*What this task involves*
Count the lines below that contain the word "Room", and reply with that number alone.

-- The input start --

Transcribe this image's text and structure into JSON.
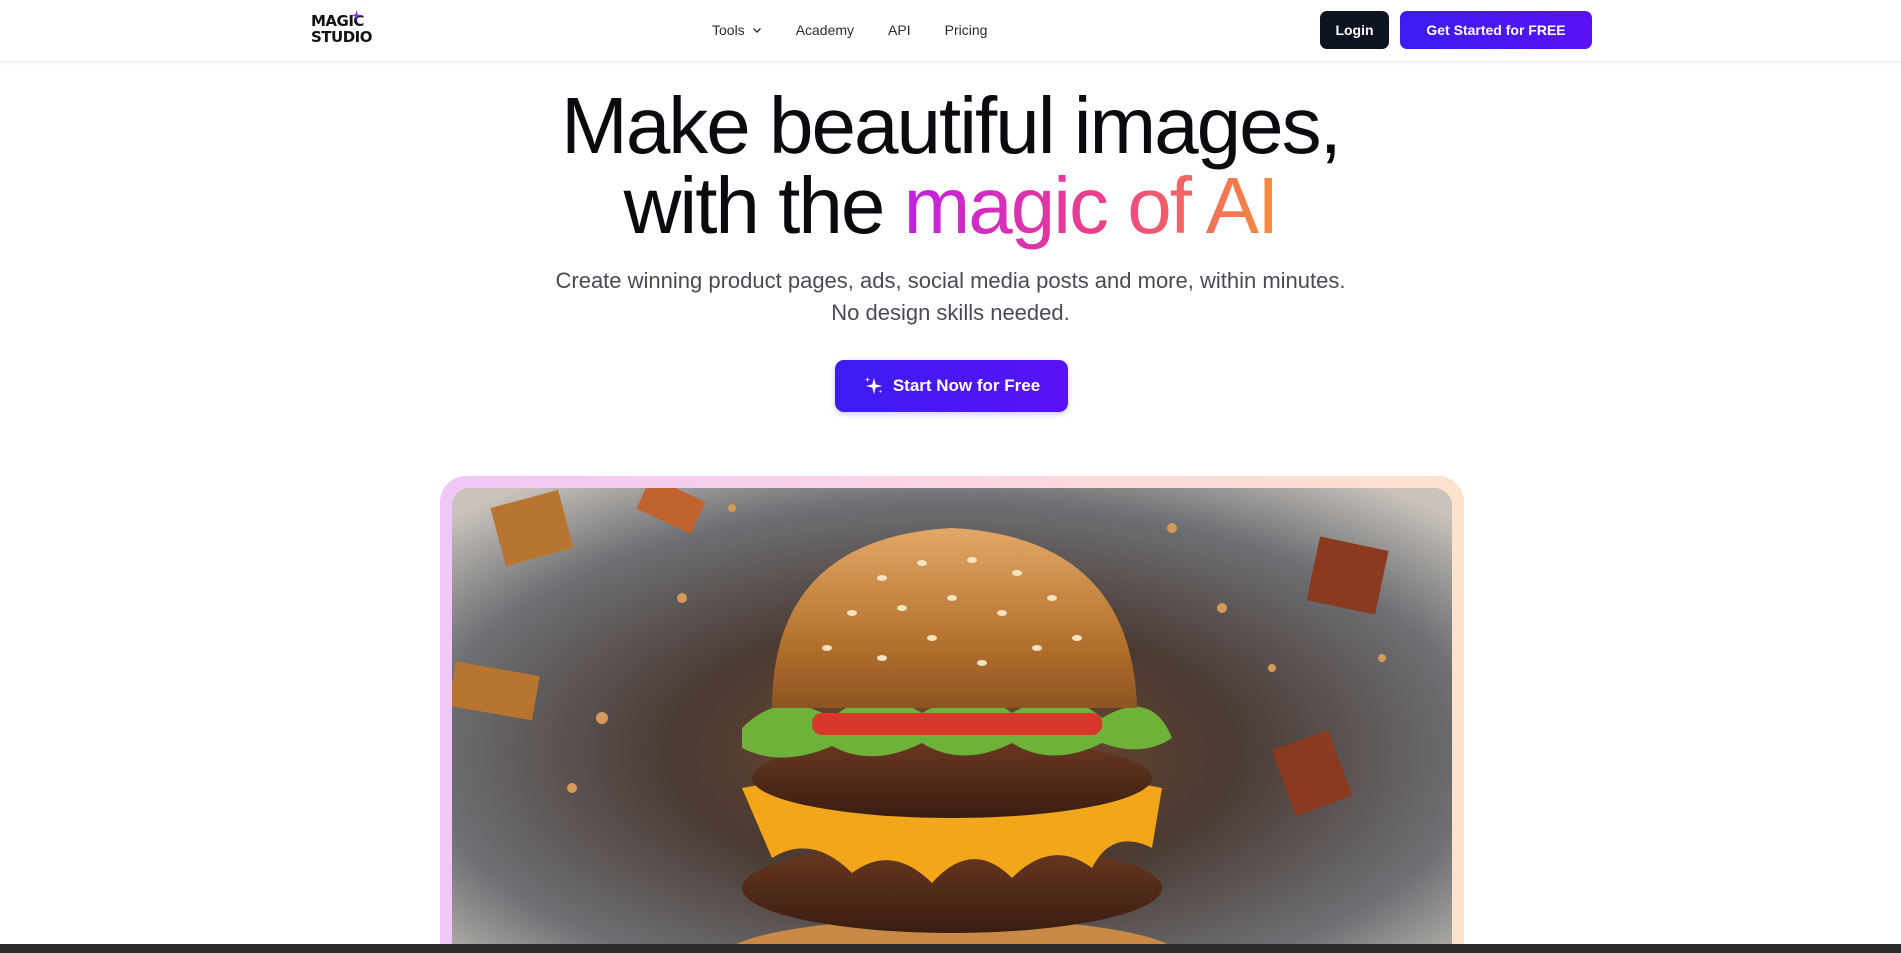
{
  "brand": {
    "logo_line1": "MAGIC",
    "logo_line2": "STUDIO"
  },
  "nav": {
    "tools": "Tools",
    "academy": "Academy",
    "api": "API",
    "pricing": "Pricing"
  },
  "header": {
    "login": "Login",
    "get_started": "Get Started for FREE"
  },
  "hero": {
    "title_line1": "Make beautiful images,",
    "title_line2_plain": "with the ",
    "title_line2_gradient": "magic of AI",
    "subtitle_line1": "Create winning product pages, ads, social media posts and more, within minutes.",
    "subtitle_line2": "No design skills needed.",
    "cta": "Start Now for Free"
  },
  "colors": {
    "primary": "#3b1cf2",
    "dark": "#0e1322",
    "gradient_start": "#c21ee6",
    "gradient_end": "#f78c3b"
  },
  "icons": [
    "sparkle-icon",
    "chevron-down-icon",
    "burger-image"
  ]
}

-- The input end --
-- The input start --

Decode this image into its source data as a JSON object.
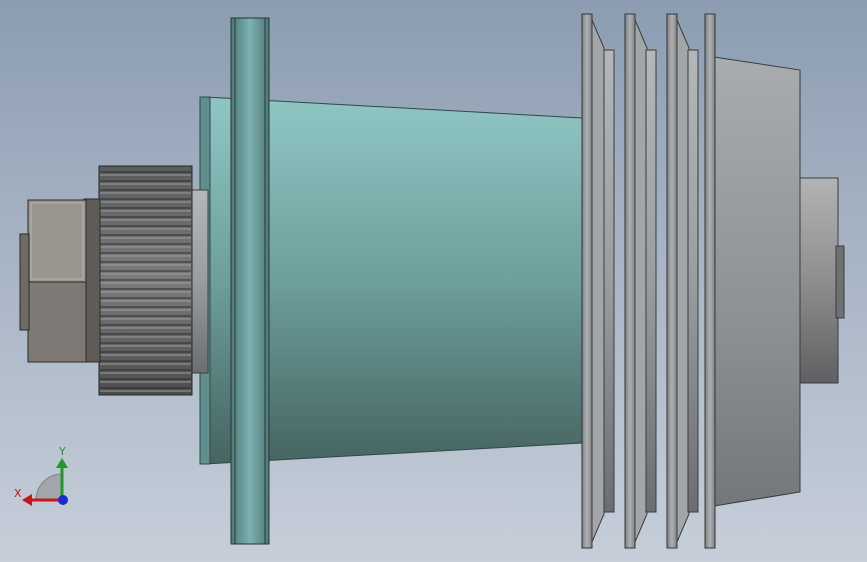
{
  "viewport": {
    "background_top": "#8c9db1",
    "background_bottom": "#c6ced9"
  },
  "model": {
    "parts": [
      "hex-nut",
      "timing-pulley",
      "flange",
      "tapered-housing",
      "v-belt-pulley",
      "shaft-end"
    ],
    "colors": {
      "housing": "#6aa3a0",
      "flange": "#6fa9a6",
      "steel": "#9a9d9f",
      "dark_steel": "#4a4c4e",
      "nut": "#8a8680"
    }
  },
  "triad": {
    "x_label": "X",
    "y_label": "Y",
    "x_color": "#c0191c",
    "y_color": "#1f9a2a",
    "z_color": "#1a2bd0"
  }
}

-- The input end --
-- The input start --

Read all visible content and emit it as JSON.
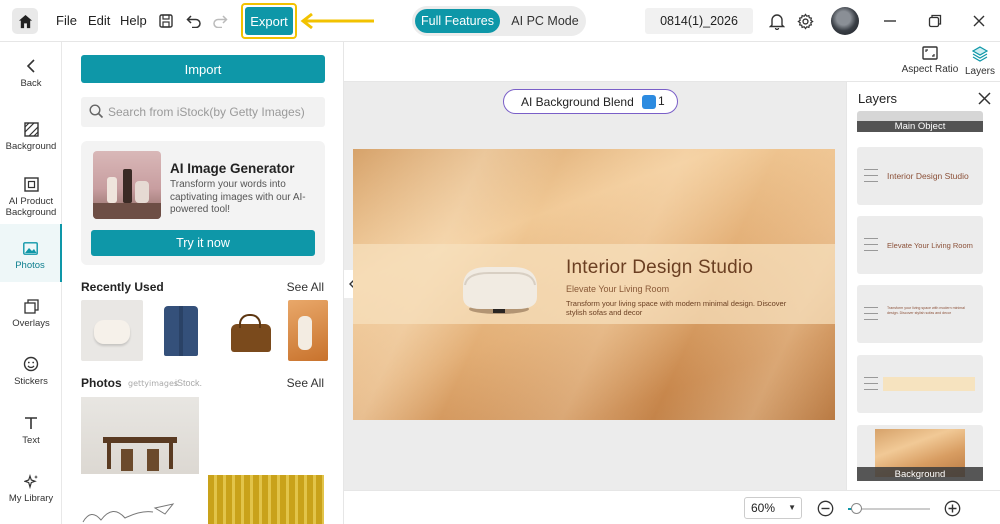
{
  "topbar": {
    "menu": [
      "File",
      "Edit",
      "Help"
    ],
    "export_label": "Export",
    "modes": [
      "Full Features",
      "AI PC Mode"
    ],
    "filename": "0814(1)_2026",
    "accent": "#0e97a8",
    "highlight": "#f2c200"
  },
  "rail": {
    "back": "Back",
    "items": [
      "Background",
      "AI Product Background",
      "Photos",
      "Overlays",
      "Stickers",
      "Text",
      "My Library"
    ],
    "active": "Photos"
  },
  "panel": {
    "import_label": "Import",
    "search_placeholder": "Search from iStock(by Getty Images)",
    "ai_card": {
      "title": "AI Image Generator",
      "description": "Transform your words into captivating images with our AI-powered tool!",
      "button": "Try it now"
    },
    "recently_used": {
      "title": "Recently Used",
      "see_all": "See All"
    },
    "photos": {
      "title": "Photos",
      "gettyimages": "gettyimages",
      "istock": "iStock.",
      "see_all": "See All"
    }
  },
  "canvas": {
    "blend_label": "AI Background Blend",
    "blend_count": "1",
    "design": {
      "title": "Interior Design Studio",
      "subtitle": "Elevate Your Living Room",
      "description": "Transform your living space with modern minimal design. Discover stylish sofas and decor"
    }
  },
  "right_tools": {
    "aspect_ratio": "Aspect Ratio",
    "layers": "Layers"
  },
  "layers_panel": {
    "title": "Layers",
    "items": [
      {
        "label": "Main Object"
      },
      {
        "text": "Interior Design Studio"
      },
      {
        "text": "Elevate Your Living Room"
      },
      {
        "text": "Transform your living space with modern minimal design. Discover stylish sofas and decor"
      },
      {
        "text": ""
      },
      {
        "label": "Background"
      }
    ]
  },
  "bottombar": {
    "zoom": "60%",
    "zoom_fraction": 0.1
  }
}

-- The input end --

*Written solution*
2